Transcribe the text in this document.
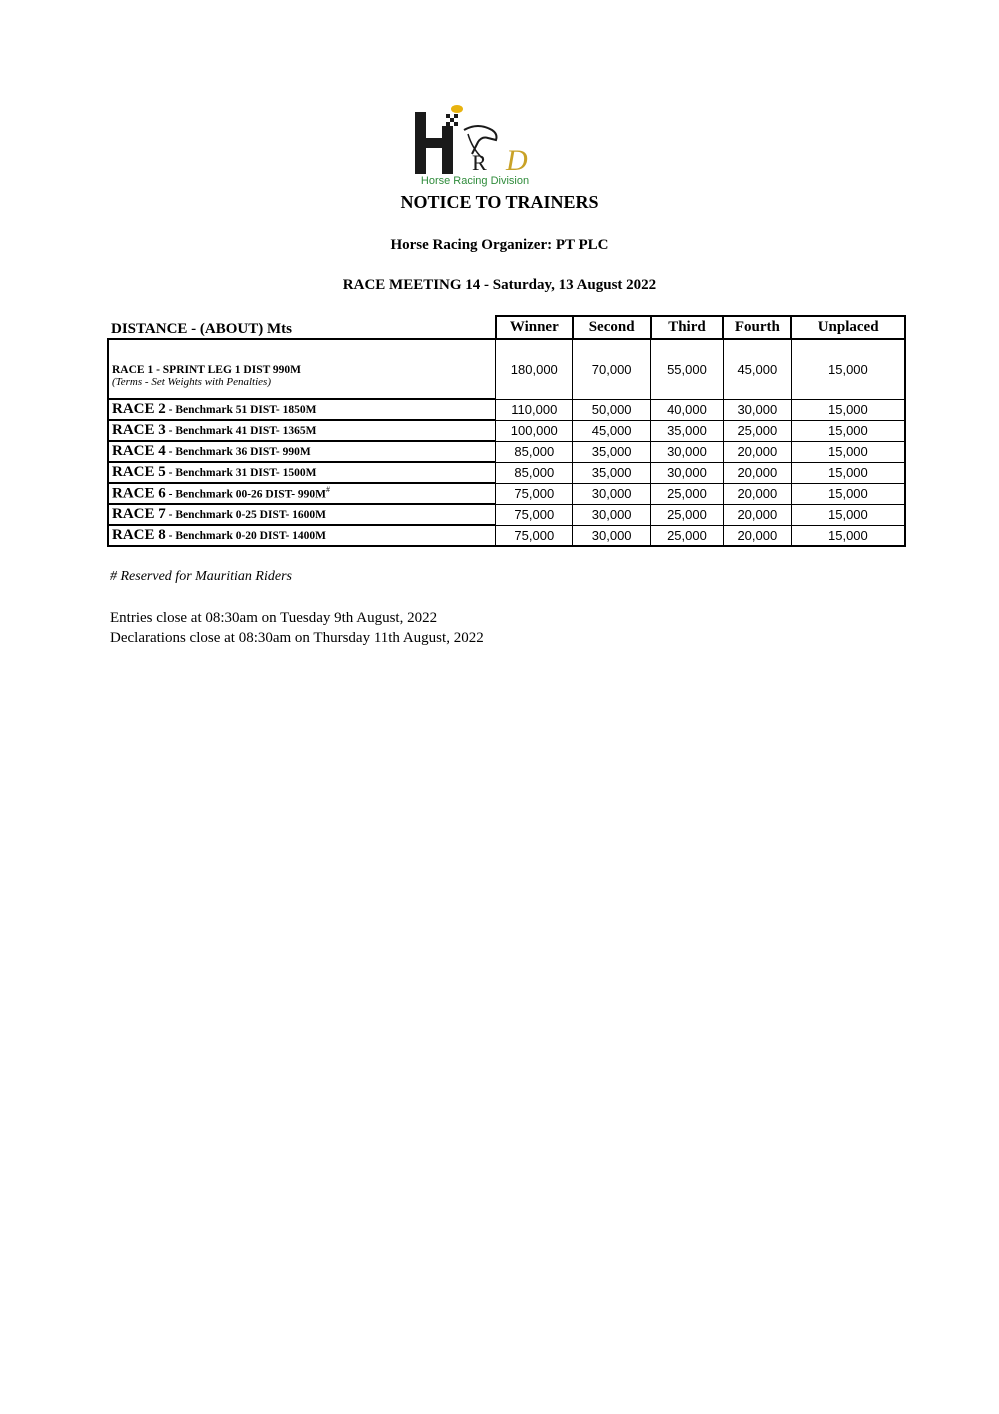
R D
Horse Racing Division
NOTICE TO TRAINERS
Horse Racing Organizer: PT PLC
RACE MEETING 14 - Saturday, 13 August 2022
DISTANCE - (ABOUT) Mts	Winner	Second	Third	Fourth	Unplaced

RACE 1 - SPRINT LEG 1 DIST 990M
(Terms - Set Weights with Penalties)	180,000	70,000	55,000	45,000	15,000
RACE 2 - Benchmark 51 DIST- 1850M	110,000	50,000	40,000	30,000	15,000
RACE 3 - Benchmark 41 DIST- 1365M	100,000	45,000	35,000	25,000	15,000
RACE 4 - Benchmark 36 DIST- 990M	85,000	35,000	30,000	20,000	15,000
RACE 5 - Benchmark 31 DIST- 1500M	85,000	35,000	30,000	20,000	15,000
RACE 6 - Benchmark 00-26 DIST- 990M#	75,000	30,000	25,000	20,000	15,000
RACE 7 - Benchmark 0-25 DIST- 1600M	75,000	30,000	25,000	20,000	15,000
RACE 8 - Benchmark 0-20 DIST- 1400M	75,000	30,000	25,000	20,000	15,000
# Reserved for Mauritian Riders
Entries close at 08:30am on Tuesday 9th August, 2022
Declarations close at 08:30am on Thursday 11th August, 2022
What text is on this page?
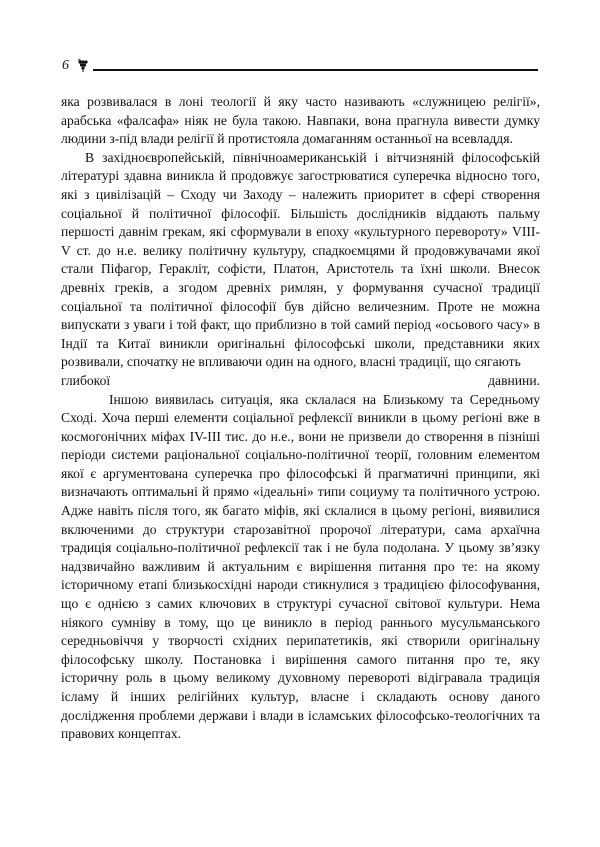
6

яка розвивалася в лоні теології й яку часто називають «служницею релігії», арабська «фалсафа» ніяк не була такою. Навпаки, вона прагнула вивести думку людини з-під влади релігії й протистояла домаганням останньої на всевладдя.

В західноєвропейській, північноамериканській і вітчизняній філософській літературі здавна виникла й продовжує загострюватися суперечка відносно того, які з цивілізацій – Сходу чи Заходу – належить приоритет в сфері створення соціальної й політичної філософії. Більшість дослідників віддають пальму першості давнім грекам, які сформували в епоху «культурного перевороту» VIII-V ст. до н.е. велику політичну культуру, спадкоємцями й продовжувачами якої стали Піфагор, Геракліт, софісти, Платон, Аристотель та їхні школи. Внесок древніх греків, а згодом древніх римлян, у формування сучасної традиції соціальної та політичної філософії був дійсно величезним. Проте не можна випускати з уваги і той факт, що приблизно в той самий період «осьового часу» в Індії та Китаї виникли оригінальні філософські школи, представники яких розвивали, спочатку не впливаючи один на одного, власні традиції, що сягають

глибокої	давнини.

Іншою виявилась ситуація, яка склалася на Близькому та Середньому Сході. Хоча перші елементи соціальної рефлексії виникли в цьому регіоні вже в космогонічних міфах IV-III тис. до н.е., вони не призвели до створення в пізніші періоди системи раціональної соціально-політичної теорії, головним елементом якої є аргументована суперечка про філософські й прагматичні принципи, які визначають оптимальні й прямо «ідеальні» типи социуму та політичного устрою. Адже навіть після того, як багато міфів, які склалися в цьому регіоні, виявилися включеними до структури старозавітної пророчої літератури, сама архаїчна традиція соціально-політичної рефлексії так і не була подолана. У цьому зв’язку надзвичайно важливим й актуальним є вирішення питання про те: на якому історичному етапі близькосхідні народи стикнулися з традицією філософування, що є однією з самих ключових в структурі сучасної світової культури. Нема ніякого сумніву в тому, що це виникло в період раннього мусульманського середньовіччя у творчості східних перипатетиків, які створили оригінальну філософську школу. Постановка і вирішення самого питання про те, яку історичну роль в цьому великому духовному перевороті відігравала традиція ісламу й інших релігійних культур, власне і складають основу даного дослідження проблеми держави і влади в ісламських філософсько-теологічних та правових концептах.
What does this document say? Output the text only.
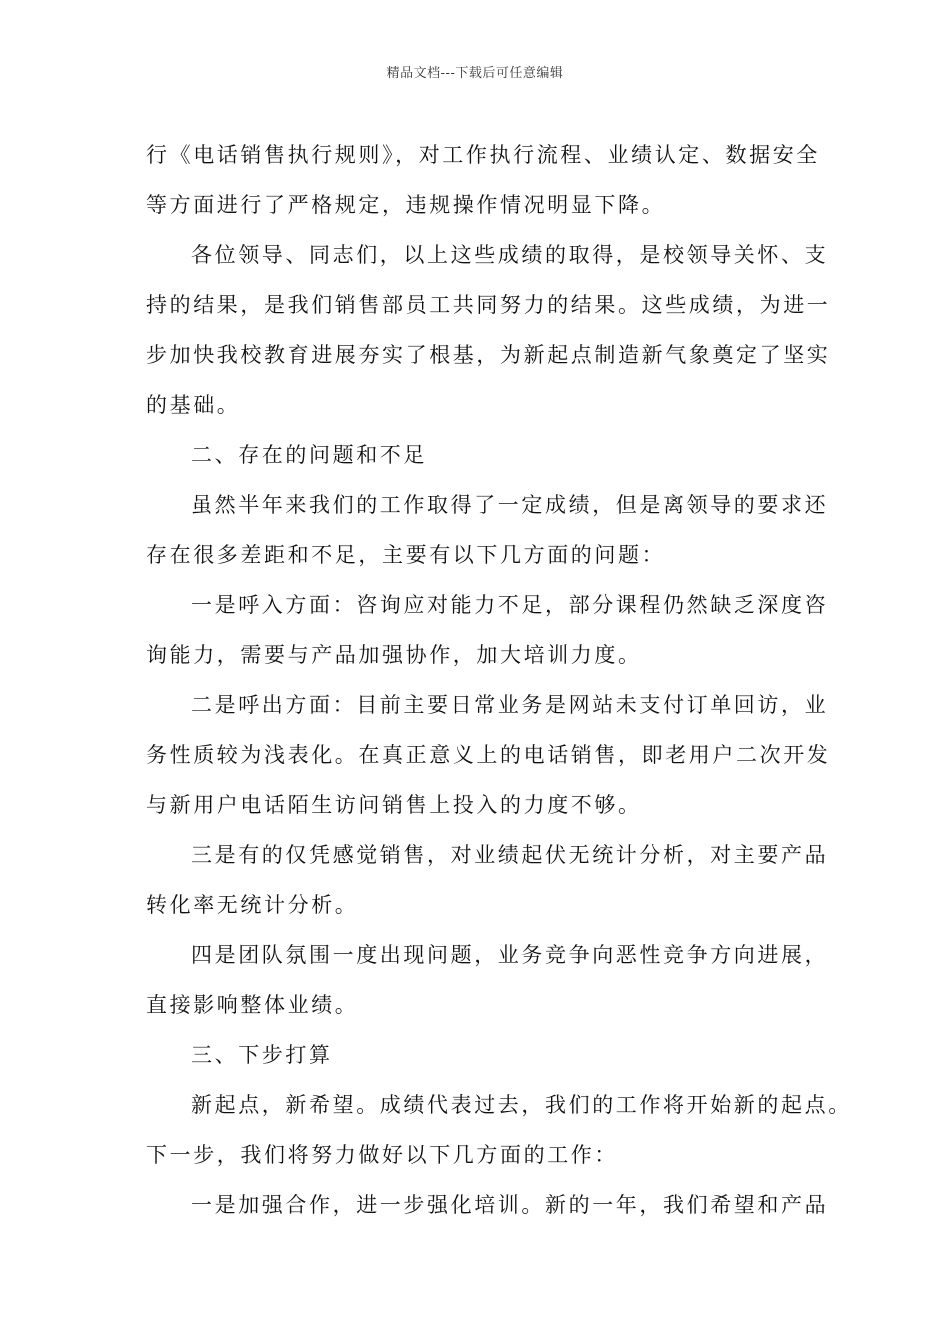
精品文档---下载后可任意编辑
行《电话销售执行规则》，对工作执行流程、业绩认定、数据安全
等方面进行了严格规定，违规操作情况明显下降。
各位领导、同志们，以上这些成绩的取得，是校领导关怀、支
持的结果，是我们销售部员工共同努力的结果。这些成绩，为进一
步加快我校教育进展夯实了根基，为新起点制造新气象奠定了坚实
的基础。
二、存在的问题和不足
虽然半年来我们的工作取得了一定成绩，但是离领导的要求还
存在很多差距和不足，主要有以下几方面的问题：
一是呼入方面：咨询应对能力不足，部分课程仍然缺乏深度咨
询能力，需要与产品加强协作，加大培训力度。
二是呼出方面：目前主要日常业务是网站未支付订单回访，业
务性质较为浅表化。在真正意义上的电话销售，即老用户二次开发
与新用户电话陌生访问销售上投入的力度不够。
三是有的仅凭感觉销售，对业绩起伏无统计分析，对主要产品
转化率无统计分析。
四是团队氛围一度出现问题，业务竞争向恶性竞争方向进展，
直接影响整体业绩。
三、下步打算
新起点，新希望。成绩代表过去，我们的工作将开始新的起点。
下一步，我们将努力做好以下几方面的工作：
一是加强合作，进一步强化培训。新的一年，我们希望和产品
◇ ◇ ◇ ◇ ◇
REQUEST -
Quote the preceding records in their entirety, excluding every picture.

COMPLETE RESPONSE -
Transcribe the text in this document.
R D
Horse Racing Division
NOTICE TO TRAINERS
Horse Racing Organizer: PT PLC
RACE MEETING 14 - Saturday, 13 August 2022
DISTANCE - (ABOUT) Mts	Winner	Second	Third	Fourth	Unplaced

RACE 1 - SPRINT LEG 1 DIST 990M
(Terms - Set Weights with Penalties)	180,000	70,000	55,000	45,000	15,000
RACE 2 - Benchmark 51 DIST- 1850M	110,000	50,000	40,000	30,000	15,000
RACE 3 - Benchmark 41 DIST- 1365M	100,000	45,000	35,000	25,000	15,000
RACE 4 - Benchmark 36 DIST- 990M	85,000	35,000	30,000	20,000	15,000
RACE 5 - Benchmark 31 DIST- 1500M	85,000	35,000	30,000	20,000	15,000
RACE 6 - Benchmark 00-26 DIST- 990M#	75,000	30,000	25,000	20,000	15,000
RACE 7 - Benchmark 0-25 DIST- 1600M	75,000	30,000	25,000	20,000	15,000
RACE 8 - Benchmark 0-20 DIST- 1400M	75,000	30,000	25,000	20,000	15,000
# Reserved for Mauritian Riders
Entries close at 08:30am on Tuesday 9th August, 2022
Declarations close at 08:30am on Thursday 11th August, 2022
What text is on this page?
6

яка розвивалася в лоні теології й яку часто називають «служницею релігії», арабська «фалсафа» ніяк не була такою. Навпаки, вона прагнула вивести думку людини з-під влади релігії й протистояла домаганням останньої на всевладдя.

В західноєвропейській, північноамериканській і вітчизняній філософській літературі здавна виникла й продовжує загострюватися суперечка відносно того, які з цивілізацій – Сходу чи Заходу – належить приоритет в сфері створення соціальної й політичної філософії. Більшість дослідників віддають пальму першості давнім грекам, які сформували в епоху «культурного перевороту» VIII-V ст. до н.е. велику політичну культуру, спадкоємцями й продовжувачами якої стали Піфагор, Геракліт, софісти, Платон, Аристотель та їхні школи. Внесок древніх греків, а згодом древніх римлян, у формування сучасної традиції соціальної та політичної філософії був дійсно величезним. Проте не можна випускати з уваги і той факт, що приблизно в той самий період «осьового часу» в Індії та Китаї виникли оригінальні філософські школи, представники яких розвивали, спочатку не впливаючи один на одного, власні традиції, що сягають

глибокої	давнини.

Іншою виявилась ситуація, яка склалася на Близькому та Середньому Сході. Хоча перші елементи соціальної рефлексії виникли в цьому регіоні вже в космогонічних міфах IV-III тис. до н.е., вони не призвели до створення в пізніші періоди системи раціональної соціально-політичної теорії, головним елементом якої є аргументована суперечка про філософські й прагматичні принципи, які визначають оптимальні й прямо «ідеальні» типи социуму та політичного устрою. Адже навіть після того, як багато міфів, які склалися в цьому регіоні, виявилися включеними до структури старозавітної пророчої літератури, сама архаїчна традиція соціально-політичної рефлексії так і не була подолана. У цьому зв’язку надзвичайно важливим й актуальним є вирішення питання про те: на якому історичному етапі близькосхідні народи стикнулися з традицією філософування, що є однією з самих ключових в структурі сучасної світової культури. Нема ніякого сумніву в тому, що це виникло в період раннього мусульманського середньовіччя у творчості східних перипатетиків, які створили оригінальну філософську школу. Постановка і вирішення самого питання про те, яку історичну роль в цьому великому духовному перевороті відігравала традиція ісламу й інших релігійних культур, власне і складають основу даного дослідження проблеми держави і влади в ісламських філософсько-теологічних та правових концептах.
What does this document say? Output the text only.
精品文档---下载后可任意编辑
行《电话销售执行规则》，对工作执行流程、业绩认定、数据安全
等方面进行了严格规定，违规操作情况明显下降。
各位领导、同志们，以上这些成绩的取得，是校领导关怀、支
持的结果，是我们销售部员工共同努力的结果。这些成绩，为进一
步加快我校教育进展夯实了根基，为新起点制造新气象奠定了坚实
的基础。
二、存在的问题和不足
虽然半年来我们的工作取得了一定成绩，但是离领导的要求还
存在很多差距和不足，主要有以下几方面的问题：
一是呼入方面：咨询应对能力不足，部分课程仍然缺乏深度咨
询能力，需要与产品加强协作，加大培训力度。
二是呼出方面：目前主要日常业务是网站未支付订单回访，业
务性质较为浅表化。在真正意义上的电话销售，即老用户二次开发
与新用户电话陌生访问销售上投入的力度不够。
三是有的仅凭感觉销售，对业绩起伏无统计分析，对主要产品
转化率无统计分析。
四是团队氛围一度出现问题，业务竞争向恶性竞争方向进展，
直接影响整体业绩。
三、下步打算
新起点，新希望。成绩代表过去，我们的工作将开始新的起点。
下一步，我们将努力做好以下几方面的工作：
一是加强合作，进一步强化培训。新的一年，我们希望和产品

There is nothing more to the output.